WHAT IS REQUIRED: Pull out all lines from the listing below in which the word "JSON" appears.

━━━━━ INPUT MATERIAL ━━━━━

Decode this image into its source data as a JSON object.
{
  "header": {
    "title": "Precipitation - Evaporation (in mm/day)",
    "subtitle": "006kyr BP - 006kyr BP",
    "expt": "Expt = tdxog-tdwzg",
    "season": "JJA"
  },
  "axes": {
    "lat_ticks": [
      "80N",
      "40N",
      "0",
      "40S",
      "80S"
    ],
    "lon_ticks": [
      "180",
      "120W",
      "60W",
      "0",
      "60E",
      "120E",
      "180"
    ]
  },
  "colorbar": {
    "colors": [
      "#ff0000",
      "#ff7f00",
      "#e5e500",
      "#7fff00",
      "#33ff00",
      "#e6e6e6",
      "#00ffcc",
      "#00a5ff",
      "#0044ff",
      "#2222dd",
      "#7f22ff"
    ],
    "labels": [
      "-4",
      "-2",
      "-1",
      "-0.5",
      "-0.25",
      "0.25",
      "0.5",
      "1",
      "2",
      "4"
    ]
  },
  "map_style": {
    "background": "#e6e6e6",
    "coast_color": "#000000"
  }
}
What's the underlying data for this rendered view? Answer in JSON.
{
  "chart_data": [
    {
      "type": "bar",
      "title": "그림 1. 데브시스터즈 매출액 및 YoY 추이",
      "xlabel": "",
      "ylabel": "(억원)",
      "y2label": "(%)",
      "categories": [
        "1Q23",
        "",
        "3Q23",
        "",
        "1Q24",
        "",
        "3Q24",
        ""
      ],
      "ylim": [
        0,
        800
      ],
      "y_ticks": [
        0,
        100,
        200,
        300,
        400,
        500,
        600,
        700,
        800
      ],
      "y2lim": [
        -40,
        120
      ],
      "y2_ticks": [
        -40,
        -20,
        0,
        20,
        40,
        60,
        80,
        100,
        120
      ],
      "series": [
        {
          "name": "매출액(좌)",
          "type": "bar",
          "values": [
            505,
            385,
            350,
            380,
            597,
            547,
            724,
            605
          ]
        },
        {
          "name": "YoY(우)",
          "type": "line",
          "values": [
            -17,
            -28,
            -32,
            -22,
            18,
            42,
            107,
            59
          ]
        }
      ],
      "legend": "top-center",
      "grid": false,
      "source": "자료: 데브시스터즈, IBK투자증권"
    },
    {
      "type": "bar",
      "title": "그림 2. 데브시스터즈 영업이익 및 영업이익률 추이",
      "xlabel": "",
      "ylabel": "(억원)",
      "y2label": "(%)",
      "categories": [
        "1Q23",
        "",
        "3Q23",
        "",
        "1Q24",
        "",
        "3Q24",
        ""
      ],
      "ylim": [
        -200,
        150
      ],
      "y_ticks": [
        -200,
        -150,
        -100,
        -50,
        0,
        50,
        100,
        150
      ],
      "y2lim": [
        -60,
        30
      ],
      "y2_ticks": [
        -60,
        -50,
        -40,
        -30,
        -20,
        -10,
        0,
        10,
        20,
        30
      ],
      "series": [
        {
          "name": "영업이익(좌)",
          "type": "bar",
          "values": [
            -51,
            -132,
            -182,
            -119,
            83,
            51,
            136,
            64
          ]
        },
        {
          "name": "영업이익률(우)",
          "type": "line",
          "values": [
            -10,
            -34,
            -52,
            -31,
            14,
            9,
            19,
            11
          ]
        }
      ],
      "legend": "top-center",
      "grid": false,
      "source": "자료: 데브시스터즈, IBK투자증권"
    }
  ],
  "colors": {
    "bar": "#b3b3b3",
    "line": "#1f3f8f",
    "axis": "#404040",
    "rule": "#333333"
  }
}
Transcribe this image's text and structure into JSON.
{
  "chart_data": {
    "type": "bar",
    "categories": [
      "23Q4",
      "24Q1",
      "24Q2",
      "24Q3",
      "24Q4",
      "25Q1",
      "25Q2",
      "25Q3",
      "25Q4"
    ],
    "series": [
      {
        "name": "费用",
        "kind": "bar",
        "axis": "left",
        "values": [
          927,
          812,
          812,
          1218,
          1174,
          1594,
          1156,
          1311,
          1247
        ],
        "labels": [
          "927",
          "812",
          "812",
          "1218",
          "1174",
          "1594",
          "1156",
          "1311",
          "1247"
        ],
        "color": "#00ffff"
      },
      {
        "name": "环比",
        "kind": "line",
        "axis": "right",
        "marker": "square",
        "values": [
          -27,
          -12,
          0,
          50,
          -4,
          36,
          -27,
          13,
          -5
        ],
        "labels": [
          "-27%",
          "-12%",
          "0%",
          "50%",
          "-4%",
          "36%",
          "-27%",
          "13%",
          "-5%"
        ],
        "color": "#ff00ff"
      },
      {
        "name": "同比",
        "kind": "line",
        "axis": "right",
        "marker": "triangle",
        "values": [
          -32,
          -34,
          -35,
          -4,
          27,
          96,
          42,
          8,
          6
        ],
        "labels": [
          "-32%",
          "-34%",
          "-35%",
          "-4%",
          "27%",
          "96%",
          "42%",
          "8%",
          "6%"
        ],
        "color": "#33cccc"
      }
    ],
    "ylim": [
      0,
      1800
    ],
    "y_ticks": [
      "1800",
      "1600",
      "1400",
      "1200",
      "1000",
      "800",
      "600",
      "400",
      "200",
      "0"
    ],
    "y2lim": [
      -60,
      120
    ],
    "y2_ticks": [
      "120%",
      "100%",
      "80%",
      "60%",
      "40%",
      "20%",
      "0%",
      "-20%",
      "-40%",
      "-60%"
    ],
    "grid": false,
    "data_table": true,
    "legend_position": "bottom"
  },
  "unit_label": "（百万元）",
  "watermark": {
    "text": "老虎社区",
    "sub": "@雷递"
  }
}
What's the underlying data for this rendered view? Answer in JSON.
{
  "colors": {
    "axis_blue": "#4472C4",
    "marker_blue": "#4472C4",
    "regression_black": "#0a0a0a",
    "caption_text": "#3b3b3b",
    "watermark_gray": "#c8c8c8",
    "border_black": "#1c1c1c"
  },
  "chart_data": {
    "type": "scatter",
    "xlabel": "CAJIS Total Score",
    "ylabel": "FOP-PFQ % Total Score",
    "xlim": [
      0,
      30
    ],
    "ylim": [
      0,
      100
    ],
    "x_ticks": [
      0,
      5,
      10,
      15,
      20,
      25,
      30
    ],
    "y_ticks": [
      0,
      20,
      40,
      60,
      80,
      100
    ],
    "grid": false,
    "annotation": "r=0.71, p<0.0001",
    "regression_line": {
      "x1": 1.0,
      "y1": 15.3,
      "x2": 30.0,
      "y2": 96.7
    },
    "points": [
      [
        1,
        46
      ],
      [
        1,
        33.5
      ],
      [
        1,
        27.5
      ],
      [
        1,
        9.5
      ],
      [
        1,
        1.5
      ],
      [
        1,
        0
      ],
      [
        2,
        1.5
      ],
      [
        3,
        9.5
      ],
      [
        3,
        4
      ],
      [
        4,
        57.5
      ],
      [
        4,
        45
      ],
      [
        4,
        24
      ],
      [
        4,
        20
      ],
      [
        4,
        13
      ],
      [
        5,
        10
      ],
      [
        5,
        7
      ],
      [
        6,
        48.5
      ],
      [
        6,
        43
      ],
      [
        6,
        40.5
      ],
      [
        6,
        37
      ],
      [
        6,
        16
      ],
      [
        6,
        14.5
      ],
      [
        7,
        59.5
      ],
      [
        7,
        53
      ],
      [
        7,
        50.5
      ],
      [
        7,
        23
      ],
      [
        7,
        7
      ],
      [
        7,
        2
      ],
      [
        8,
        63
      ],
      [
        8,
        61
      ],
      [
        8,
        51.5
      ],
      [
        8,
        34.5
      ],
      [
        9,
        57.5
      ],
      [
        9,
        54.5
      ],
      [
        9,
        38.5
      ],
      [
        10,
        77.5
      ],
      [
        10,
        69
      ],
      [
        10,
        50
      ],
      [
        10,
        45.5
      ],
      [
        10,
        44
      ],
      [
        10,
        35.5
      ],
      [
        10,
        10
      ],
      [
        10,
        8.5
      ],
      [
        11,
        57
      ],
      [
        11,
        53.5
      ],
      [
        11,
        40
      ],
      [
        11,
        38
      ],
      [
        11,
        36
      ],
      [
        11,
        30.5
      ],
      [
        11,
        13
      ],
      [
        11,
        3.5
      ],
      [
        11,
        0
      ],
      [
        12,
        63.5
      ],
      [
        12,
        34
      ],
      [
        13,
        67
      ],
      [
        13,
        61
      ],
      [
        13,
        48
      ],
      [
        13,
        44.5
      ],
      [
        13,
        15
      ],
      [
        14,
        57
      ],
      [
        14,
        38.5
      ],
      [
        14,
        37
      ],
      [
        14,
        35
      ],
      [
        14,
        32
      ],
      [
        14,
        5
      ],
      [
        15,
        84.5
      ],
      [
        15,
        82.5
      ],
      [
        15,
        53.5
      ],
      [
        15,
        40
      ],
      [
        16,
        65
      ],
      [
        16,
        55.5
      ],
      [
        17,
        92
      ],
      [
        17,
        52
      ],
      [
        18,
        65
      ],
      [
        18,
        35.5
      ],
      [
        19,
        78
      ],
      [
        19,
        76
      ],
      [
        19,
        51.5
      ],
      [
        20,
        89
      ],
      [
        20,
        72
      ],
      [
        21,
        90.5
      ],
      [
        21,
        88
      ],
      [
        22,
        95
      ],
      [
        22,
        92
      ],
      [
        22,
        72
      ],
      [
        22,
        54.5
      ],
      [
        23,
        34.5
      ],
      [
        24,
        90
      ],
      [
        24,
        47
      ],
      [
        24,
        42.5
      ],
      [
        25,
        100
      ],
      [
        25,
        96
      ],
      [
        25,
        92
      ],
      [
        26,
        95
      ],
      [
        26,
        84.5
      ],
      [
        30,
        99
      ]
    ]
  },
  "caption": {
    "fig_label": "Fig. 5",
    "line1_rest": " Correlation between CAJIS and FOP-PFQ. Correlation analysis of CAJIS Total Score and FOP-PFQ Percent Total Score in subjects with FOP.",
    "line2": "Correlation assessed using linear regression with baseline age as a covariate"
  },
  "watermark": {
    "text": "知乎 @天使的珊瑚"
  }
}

━━━━━

REPLY TO THE TASK:
Decode this image into its source data as a JSON object.
What's the underlying data for this rendered view? Answer in JSON.
Transcribe this image's text and structure into JSON.
What's the underlying data for this rendered view? Answer in JSON.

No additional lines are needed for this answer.